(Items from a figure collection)
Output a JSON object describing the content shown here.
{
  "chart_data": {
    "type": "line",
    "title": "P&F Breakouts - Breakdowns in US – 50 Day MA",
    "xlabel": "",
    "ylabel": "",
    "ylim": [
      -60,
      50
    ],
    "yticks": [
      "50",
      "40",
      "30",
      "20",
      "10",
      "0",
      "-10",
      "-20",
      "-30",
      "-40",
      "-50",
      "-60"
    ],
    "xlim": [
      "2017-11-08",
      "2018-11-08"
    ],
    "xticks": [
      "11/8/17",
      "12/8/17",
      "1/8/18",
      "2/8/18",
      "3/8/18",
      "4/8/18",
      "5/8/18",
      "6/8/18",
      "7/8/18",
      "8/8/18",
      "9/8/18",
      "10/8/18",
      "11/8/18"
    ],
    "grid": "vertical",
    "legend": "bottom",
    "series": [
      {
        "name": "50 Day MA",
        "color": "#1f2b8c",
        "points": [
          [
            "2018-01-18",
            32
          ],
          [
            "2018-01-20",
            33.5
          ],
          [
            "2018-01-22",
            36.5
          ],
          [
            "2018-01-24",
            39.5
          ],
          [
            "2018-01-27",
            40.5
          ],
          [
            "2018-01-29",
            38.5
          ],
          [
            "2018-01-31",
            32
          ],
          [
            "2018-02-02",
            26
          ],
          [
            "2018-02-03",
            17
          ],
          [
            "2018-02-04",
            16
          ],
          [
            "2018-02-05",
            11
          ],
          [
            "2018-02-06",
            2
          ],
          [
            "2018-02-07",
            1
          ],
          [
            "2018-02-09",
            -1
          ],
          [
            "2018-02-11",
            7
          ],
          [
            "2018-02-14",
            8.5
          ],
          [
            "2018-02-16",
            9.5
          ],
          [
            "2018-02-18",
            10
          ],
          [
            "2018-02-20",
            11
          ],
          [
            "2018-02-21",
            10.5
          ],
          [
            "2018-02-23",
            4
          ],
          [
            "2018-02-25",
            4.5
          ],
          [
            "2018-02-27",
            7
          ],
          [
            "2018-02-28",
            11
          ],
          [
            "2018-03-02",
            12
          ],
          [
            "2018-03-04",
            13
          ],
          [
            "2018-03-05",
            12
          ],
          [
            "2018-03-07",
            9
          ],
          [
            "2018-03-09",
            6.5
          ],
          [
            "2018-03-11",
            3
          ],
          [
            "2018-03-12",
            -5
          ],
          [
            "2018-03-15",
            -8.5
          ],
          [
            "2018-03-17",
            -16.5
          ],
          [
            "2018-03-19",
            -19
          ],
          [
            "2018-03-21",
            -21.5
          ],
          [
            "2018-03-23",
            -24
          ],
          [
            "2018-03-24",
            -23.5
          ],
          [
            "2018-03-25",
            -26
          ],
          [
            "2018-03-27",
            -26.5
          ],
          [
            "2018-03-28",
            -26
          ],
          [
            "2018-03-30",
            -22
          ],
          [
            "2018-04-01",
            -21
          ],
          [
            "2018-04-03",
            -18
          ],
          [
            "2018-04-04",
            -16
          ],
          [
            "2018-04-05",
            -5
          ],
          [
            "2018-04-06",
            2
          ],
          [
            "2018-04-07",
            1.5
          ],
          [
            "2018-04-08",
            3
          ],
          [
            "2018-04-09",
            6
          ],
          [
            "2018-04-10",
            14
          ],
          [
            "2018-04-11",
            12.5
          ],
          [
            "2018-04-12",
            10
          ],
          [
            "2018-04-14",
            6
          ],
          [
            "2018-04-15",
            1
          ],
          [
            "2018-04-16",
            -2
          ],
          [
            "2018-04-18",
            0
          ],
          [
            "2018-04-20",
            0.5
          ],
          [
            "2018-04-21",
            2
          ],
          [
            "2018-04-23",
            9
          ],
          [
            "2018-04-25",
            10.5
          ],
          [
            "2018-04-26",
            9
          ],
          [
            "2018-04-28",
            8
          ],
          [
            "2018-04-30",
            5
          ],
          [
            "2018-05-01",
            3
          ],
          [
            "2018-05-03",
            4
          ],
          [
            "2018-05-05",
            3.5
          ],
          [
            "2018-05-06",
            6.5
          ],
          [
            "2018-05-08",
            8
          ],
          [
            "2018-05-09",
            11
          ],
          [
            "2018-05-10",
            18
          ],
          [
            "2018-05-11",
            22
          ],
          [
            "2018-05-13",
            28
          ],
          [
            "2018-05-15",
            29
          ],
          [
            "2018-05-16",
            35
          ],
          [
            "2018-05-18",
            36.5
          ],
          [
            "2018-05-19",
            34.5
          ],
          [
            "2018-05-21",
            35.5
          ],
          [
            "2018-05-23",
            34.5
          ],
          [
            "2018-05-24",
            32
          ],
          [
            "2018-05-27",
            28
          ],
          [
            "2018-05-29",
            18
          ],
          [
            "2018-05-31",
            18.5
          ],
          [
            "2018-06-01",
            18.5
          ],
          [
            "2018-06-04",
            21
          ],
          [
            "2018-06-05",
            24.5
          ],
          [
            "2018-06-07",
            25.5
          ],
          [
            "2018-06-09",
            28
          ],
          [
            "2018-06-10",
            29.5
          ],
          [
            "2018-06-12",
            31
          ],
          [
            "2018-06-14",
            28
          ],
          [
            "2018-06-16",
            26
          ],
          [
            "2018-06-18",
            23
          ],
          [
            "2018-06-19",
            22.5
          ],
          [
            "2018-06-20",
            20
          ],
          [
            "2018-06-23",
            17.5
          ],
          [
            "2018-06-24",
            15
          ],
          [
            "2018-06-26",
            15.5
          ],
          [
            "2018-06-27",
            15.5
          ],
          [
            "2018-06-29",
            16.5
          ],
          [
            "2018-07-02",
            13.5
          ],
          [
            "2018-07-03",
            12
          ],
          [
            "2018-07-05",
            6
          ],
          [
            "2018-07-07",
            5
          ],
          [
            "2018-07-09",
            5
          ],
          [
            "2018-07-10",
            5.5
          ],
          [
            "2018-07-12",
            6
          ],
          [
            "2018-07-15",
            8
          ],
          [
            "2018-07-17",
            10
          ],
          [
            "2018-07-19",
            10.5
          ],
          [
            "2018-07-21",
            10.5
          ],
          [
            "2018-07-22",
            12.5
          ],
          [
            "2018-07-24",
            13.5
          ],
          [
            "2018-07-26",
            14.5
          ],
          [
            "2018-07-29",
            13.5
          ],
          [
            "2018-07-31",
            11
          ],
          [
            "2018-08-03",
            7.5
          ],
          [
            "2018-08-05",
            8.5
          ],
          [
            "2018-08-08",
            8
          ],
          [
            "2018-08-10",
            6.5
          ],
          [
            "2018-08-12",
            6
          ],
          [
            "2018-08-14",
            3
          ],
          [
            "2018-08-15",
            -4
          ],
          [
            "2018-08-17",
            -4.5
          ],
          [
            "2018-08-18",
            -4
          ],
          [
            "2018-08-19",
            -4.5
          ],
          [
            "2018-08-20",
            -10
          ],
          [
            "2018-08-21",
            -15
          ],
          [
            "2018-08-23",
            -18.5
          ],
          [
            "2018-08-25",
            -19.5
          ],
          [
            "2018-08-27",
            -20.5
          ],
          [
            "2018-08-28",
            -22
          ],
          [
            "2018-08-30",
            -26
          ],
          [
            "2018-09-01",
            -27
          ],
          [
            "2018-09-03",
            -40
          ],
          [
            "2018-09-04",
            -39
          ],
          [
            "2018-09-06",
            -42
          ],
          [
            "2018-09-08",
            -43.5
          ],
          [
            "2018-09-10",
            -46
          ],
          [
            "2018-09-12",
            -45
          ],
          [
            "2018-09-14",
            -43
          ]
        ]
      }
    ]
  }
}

* Task: Output the entries verbatim.

* Result for this exercise:
Output a JSON object describing the content shown here.
{
  "chart_data": {
    "type": "line",
    "title": "P&F Breakouts - Breakdowns in US – 50 Day MA",
    "xlabel": "",
    "ylabel": "",
    "ylim": [
      -60,
      50
    ],
    "yticks": [
      "50",
      "40",
      "30",
      "20",
      "10",
      "0",
      "-10",
      "-20",
      "-30",
      "-40",
      "-50",
      "-60"
    ],
    "xlim": [
      "2017-11-08",
      "2018-11-08"
    ],
    "xticks": [
      "11/8/17",
      "12/8/17",
      "1/8/18",
      "2/8/18",
      "3/8/18",
      "4/8/18",
      "5/8/18",
      "6/8/18",
      "7/8/18",
      "8/8/18",
      "9/8/18",
      "10/8/18",
      "11/8/18"
    ],
    "grid": "vertical",
    "legend": "bottom",
    "series": [
      {
        "name": "50 Day MA",
        "color": "#1f2b8c",
        "points": [
          [
            "2018-01-18",
            32
          ],
          [
            "2018-01-20",
            33.5
          ],
          [
            "2018-01-22",
            36.5
          ],
          [
            "2018-01-24",
            39.5
          ],
          [
            "2018-01-27",
            40.5
          ],
          [
            "2018-01-29",
            38.5
          ],
          [
            "2018-01-31",
            32
          ],
          [
            "2018-02-02",
            26
          ],
          [
            "2018-02-03",
            17
          ],
          [
            "2018-02-04",
            16
          ],
          [
            "2018-02-05",
            11
          ],
          [
            "2018-02-06",
            2
          ],
          [
            "2018-02-07",
            1
          ],
          [
            "2018-02-09",
            -1
          ],
          [
            "2018-02-11",
            7
          ],
          [
            "2018-02-14",
            8.5
          ],
          [
            "2018-02-16",
            9.5
          ],
          [
            "2018-02-18",
            10
          ],
          [
            "2018-02-20",
            11
          ],
          [
            "2018-02-21",
            10.5
          ],
          [
            "2018-02-23",
            4
          ],
          [
            "2018-02-25",
            4.5
          ],
          [
            "2018-02-27",
            7
          ],
          [
            "2018-02-28",
            11
          ],
          [
            "2018-03-02",
            12
          ],
          [
            "2018-03-04",
            13
          ],
          [
            "2018-03-05",
            12
          ],
          [
            "2018-03-07",
            9
          ],
          [
            "2018-03-09",
            6.5
          ],
          [
            "2018-03-11",
            3
          ],
          [
            "2018-03-12",
            -5
          ],
          [
            "2018-03-15",
            -8.5
          ],
          [
            "2018-03-17",
            -16.5
          ],
          [
            "2018-03-19",
            -19
          ],
          [
            "2018-03-21",
            -21.5
          ],
          [
            "2018-03-23",
            -24
          ],
          [
            "2018-03-24",
            -23.5
          ],
          [
            "2018-03-25",
            -26
          ],
          [
            "2018-03-27",
            -26.5
          ],
          [
            "2018-03-28",
            -26
          ],
          [
            "2018-03-30",
            -22
          ],
          [
            "2018-04-01",
            -21
          ],
          [
            "2018-04-03",
            -18
          ],
          [
            "2018-04-04",
            -16
          ],
          [
            "2018-04-05",
            -5
          ],
          [
            "2018-04-06",
            2
          ],
          [
            "2018-04-07",
            1.5
          ],
          [
            "2018-04-08",
            3
          ],
          [
            "2018-04-09",
            6
          ],
          [
            "2018-04-10",
            14
          ],
          [
            "2018-04-11",
            12.5
          ],
          [
            "2018-04-12",
            10
          ],
          [
            "2018-04-14",
            6
          ],
          [
            "2018-04-15",
            1
          ],
          [
            "2018-04-16",
            -2
          ],
          [
            "2018-04-18",
            0
          ],
          [
            "2018-04-20",
            0.5
          ],
          [
            "2018-04-21",
            2
          ],
          [
            "2018-04-23",
            9
          ],
          [
            "2018-04-25",
            10.5
          ],
          [
            "2018-04-26",
            9
          ],
          [
            "2018-04-28",
            8
          ],
          [
            "2018-04-30",
            5
          ],
          [
            "2018-05-01",
            3
          ],
          [
            "2018-05-03",
            4
          ],
          [
            "2018-05-05",
            3.5
          ],
          [
            "2018-05-06",
            6.5
          ],
          [
            "2018-05-08",
            8
          ],
          [
            "2018-05-09",
            11
          ],
          [
            "2018-05-10",
            18
          ],
          [
            "2018-05-11",
            22
          ],
          [
            "2018-05-13",
            28
          ],
          [
            "2018-05-15",
            29
          ],
          [
            "2018-05-16",
            35
          ],
          [
            "2018-05-18",
            36.5
          ],
          [
            "2018-05-19",
            34.5
          ],
          [
            "2018-05-21",
            35.5
          ],
          [
            "2018-05-23",
            34.5
          ],
          [
            "2018-05-24",
            32
          ],
          [
            "2018-05-27",
            28
          ],
          [
            "2018-05-29",
            18
          ],
          [
            "2018-05-31",
            18.5
          ],
          [
            "2018-06-01",
            18.5
          ],
          [
            "2018-06-04",
            21
          ],
          [
            "2018-06-05",
            24.5
          ],
          [
            "2018-06-07",
            25.5
          ],
          [
            "2018-06-09",
            28
          ],
          [
            "2018-06-10",
            29.5
          ],
          [
            "2018-06-12",
            31
          ],
          [
            "2018-06-14",
            28
          ],
          [
            "2018-06-16",
            26
          ],
          [
            "2018-06-18",
            23
          ],
          [
            "2018-06-19",
            22.5
          ],
          [
            "2018-06-20",
            20
          ],
          [
            "2018-06-23",
            17.5
          ],
          [
            "2018-06-24",
            15
          ],
          [
            "2018-06-26",
            15.5
          ],
          [
            "2018-06-27",
            15.5
          ],
          [
            "2018-06-29",
            16.5
          ],
          [
            "2018-07-02",
            13.5
          ],
          [
            "2018-07-03",
            12
          ],
          [
            "2018-07-05",
            6
          ],
          [
            "2018-07-07",
            5
          ],
          [
            "2018-07-09",
            5
          ],
          [
            "2018-07-10",
            5.5
          ],
          [
            "2018-07-12",
            6
          ],
          [
            "2018-07-15",
            8
          ],
          [
            "2018-07-17",
            10
          ],
          [
            "2018-07-19",
            10.5
          ],
          [
            "2018-07-21",
            10.5
          ],
          [
            "2018-07-22",
            12.5
          ],
          [
            "2018-07-24",
            13.5
          ],
          [
            "2018-07-26",
            14.5
          ],
          [
            "2018-07-29",
            13.5
          ],
          [
            "2018-07-31",
            11
          ],
          [
            "2018-08-03",
            7.5
          ],
          [
            "2018-08-05",
            8.5
          ],
          [
            "2018-08-08",
            8
          ],
          [
            "2018-08-10",
            6.5
          ],
          [
            "2018-08-12",
            6
          ],
          [
            "2018-08-14",
            3
          ],
          [
            "2018-08-15",
            -4
          ],
          [
            "2018-08-17",
            -4.5
          ],
          [
            "2018-08-18",
            -4
          ],
          [
            "2018-08-19",
            -4.5
          ],
          [
            "2018-08-20",
            -10
          ],
          [
            "2018-08-21",
            -15
          ],
          [
            "2018-08-23",
            -18.5
          ],
          [
            "2018-08-25",
            -19.5
          ],
          [
            "2018-08-27",
            -20.5
          ],
          [
            "2018-08-28",
            -22
          ],
          [
            "2018-08-30",
            -26
          ],
          [
            "2018-09-01",
            -27
          ],
          [
            "2018-09-03",
            -40
          ],
          [
            "2018-09-04",
            -39
          ],
          [
            "2018-09-06",
            -42
          ],
          [
            "2018-09-08",
            -43.5
          ],
          [
            "2018-09-10",
            -46
          ],
          [
            "2018-09-12",
            -45
          ],
          [
            "2018-09-14",
            -43
          ]
        ]
      }
    ]
  }
}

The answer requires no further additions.